[Collection entries]
(begin)

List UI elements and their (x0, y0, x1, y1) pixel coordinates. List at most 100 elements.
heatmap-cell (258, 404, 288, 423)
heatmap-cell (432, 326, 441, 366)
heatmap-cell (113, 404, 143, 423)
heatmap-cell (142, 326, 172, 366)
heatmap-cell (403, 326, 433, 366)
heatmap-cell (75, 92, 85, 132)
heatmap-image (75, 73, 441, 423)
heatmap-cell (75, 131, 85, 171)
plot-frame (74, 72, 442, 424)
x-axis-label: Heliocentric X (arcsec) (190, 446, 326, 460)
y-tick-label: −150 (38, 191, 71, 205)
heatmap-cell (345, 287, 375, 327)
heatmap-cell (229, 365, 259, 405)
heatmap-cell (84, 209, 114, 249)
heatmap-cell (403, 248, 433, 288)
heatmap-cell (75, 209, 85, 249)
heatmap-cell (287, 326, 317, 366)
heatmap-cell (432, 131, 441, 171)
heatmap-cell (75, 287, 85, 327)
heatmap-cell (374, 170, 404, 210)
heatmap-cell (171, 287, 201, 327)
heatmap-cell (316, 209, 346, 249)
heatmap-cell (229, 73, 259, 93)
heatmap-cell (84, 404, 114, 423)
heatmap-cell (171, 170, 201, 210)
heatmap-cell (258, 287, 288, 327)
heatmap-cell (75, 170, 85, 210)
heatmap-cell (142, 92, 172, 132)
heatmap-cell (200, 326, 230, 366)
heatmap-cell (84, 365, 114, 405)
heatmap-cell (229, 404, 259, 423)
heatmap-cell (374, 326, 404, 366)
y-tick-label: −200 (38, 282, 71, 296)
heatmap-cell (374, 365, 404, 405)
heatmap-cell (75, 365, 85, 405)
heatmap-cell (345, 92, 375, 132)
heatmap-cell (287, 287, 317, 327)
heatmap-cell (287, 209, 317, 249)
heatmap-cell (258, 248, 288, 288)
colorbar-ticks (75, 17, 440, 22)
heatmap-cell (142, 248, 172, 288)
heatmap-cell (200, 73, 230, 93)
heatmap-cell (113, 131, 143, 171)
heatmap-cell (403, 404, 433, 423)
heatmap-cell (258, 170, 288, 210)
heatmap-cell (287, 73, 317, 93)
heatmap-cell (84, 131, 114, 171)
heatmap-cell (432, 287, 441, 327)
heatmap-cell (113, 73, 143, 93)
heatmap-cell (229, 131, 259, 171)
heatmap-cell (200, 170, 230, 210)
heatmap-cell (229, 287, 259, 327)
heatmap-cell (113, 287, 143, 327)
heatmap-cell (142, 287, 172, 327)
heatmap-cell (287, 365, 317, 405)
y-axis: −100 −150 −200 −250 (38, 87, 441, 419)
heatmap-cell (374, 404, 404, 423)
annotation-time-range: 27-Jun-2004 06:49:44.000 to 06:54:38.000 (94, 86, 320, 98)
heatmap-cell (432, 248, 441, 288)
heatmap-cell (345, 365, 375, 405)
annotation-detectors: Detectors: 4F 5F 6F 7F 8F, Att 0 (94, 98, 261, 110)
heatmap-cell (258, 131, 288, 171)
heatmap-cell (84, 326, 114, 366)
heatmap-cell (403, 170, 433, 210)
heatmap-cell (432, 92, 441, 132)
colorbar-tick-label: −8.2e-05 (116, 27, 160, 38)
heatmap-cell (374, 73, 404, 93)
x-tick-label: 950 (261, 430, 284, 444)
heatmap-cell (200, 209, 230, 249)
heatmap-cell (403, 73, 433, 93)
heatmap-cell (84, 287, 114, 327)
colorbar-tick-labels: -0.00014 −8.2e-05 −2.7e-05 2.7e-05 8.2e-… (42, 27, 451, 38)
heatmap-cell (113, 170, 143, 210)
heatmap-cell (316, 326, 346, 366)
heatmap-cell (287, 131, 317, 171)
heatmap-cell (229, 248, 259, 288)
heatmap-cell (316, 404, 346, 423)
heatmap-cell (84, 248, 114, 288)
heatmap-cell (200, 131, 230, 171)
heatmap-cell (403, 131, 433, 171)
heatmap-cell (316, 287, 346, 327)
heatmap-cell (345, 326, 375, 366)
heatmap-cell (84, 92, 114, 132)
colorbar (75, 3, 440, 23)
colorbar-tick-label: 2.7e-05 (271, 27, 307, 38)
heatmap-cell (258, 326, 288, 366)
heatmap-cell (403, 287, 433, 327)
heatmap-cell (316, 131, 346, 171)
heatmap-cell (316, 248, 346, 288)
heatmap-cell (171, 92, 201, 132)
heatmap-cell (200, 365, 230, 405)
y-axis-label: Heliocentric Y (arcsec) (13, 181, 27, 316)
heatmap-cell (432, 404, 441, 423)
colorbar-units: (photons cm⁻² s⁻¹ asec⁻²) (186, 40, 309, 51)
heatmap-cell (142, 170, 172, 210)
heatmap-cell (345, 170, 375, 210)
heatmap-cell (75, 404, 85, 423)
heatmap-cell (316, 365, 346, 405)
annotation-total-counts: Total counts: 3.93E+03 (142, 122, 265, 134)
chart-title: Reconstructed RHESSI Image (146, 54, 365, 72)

(end)

Transcribe all of the lines above verbatim, leaving every character unchanged.

Answer to this exercise:
List UI elements and their (x0, y0, x1, y1) pixel coordinates. List at most 100 elements.
heatmap-cell (258, 404, 288, 423)
heatmap-cell (432, 326, 441, 366)
heatmap-cell (113, 404, 143, 423)
heatmap-cell (142, 326, 172, 366)
heatmap-cell (403, 326, 433, 366)
heatmap-cell (75, 92, 85, 132)
heatmap-image (75, 73, 441, 423)
heatmap-cell (75, 131, 85, 171)
plot-frame (74, 72, 442, 424)
x-axis-label: Heliocentric X (arcsec) (190, 446, 326, 460)
y-tick-label: −150 (38, 191, 71, 205)
heatmap-cell (345, 287, 375, 327)
heatmap-cell (229, 365, 259, 405)
heatmap-cell (84, 209, 114, 249)
heatmap-cell (403, 248, 433, 288)
heatmap-cell (75, 209, 85, 249)
heatmap-cell (287, 326, 317, 366)
heatmap-cell (432, 131, 441, 171)
heatmap-cell (75, 287, 85, 327)
heatmap-cell (374, 170, 404, 210)
heatmap-cell (171, 287, 201, 327)
heatmap-cell (316, 209, 346, 249)
heatmap-cell (229, 73, 259, 93)
heatmap-cell (84, 404, 114, 423)
heatmap-cell (171, 170, 201, 210)
heatmap-cell (258, 287, 288, 327)
heatmap-cell (75, 170, 85, 210)
heatmap-cell (142, 92, 172, 132)
heatmap-cell (200, 326, 230, 366)
heatmap-cell (84, 365, 114, 405)
heatmap-cell (229, 404, 259, 423)
heatmap-cell (374, 326, 404, 366)
y-tick-label: −200 (38, 282, 71, 296)
heatmap-cell (374, 365, 404, 405)
heatmap-cell (75, 365, 85, 405)
heatmap-cell (345, 92, 375, 132)
heatmap-cell (287, 287, 317, 327)
heatmap-cell (287, 209, 317, 249)
heatmap-cell (258, 248, 288, 288)
colorbar-ticks (75, 17, 440, 22)
heatmap-cell (142, 248, 172, 288)
heatmap-cell (200, 73, 230, 93)
heatmap-cell (113, 131, 143, 171)
heatmap-cell (403, 404, 433, 423)
heatmap-cell (258, 170, 288, 210)
heatmap-cell (287, 73, 317, 93)
heatmap-cell (84, 131, 114, 171)
heatmap-cell (432, 287, 441, 327)
heatmap-cell (113, 73, 143, 93)
heatmap-cell (229, 131, 259, 171)
heatmap-cell (200, 170, 230, 210)
heatmap-cell (229, 287, 259, 327)
heatmap-cell (113, 287, 143, 327)
heatmap-cell (142, 287, 172, 327)
heatmap-cell (287, 365, 317, 405)
y-axis: −100 −150 −200 −250 (38, 87, 441, 419)
heatmap-cell (374, 404, 404, 423)
annotation-time-range: 27-Jun-2004 06:49:44.000 to 06:54:38.000 (94, 86, 320, 98)
heatmap-cell (432, 248, 441, 288)
heatmap-cell (345, 365, 375, 405)
annotation-detectors: Detectors: 4F 5F 6F 7F 8F, Att 0 (94, 98, 261, 110)
heatmap-cell (258, 131, 288, 171)
heatmap-cell (84, 326, 114, 366)
heatmap-cell (403, 170, 433, 210)
heatmap-cell (432, 92, 441, 132)
colorbar-tick-label: −8.2e-05 (116, 27, 160, 38)
heatmap-cell (374, 73, 404, 93)
x-tick-label: 950 (261, 430, 284, 444)
heatmap-cell (200, 209, 230, 249)
heatmap-cell (403, 73, 433, 93)
heatmap-cell (84, 287, 114, 327)
colorbar-tick-labels: -0.00014 −8.2e-05 −2.7e-05 2.7e-05 8.2e-… (42, 27, 451, 38)
heatmap-cell (113, 170, 143, 210)
heatmap-cell (316, 326, 346, 366)
heatmap-cell (287, 131, 317, 171)
heatmap-cell (229, 248, 259, 288)
heatmap-cell (316, 404, 346, 423)
heatmap-cell (84, 248, 114, 288)
heatmap-cell (200, 131, 230, 171)
heatmap-cell (403, 131, 433, 171)
heatmap-cell (316, 287, 346, 327)
heatmap-cell (345, 326, 375, 366)
heatmap-cell (84, 92, 114, 132)
colorbar (75, 3, 440, 23)
colorbar-tick-label: 2.7e-05 (271, 27, 307, 38)
heatmap-cell (258, 326, 288, 366)
heatmap-cell (403, 287, 433, 327)
heatmap-cell (316, 131, 346, 171)
heatmap-cell (316, 248, 346, 288)
heatmap-cell (171, 92, 201, 132)
heatmap-cell (200, 365, 230, 405)
y-axis-label: Heliocentric Y (arcsec) (13, 181, 27, 316)
heatmap-cell (432, 404, 441, 423)
colorbar-units: (photons cm⁻² s⁻¹ asec⁻²) (186, 40, 309, 51)
heatmap-cell (142, 170, 172, 210)
heatmap-cell (345, 170, 375, 210)
heatmap-cell (75, 404, 85, 423)
heatmap-cell (316, 365, 346, 405)
annotation-total-counts: Total counts: 3.93E+03 (142, 122, 265, 134)
chart-title: Reconstructed RHESSI Image (146, 54, 365, 72)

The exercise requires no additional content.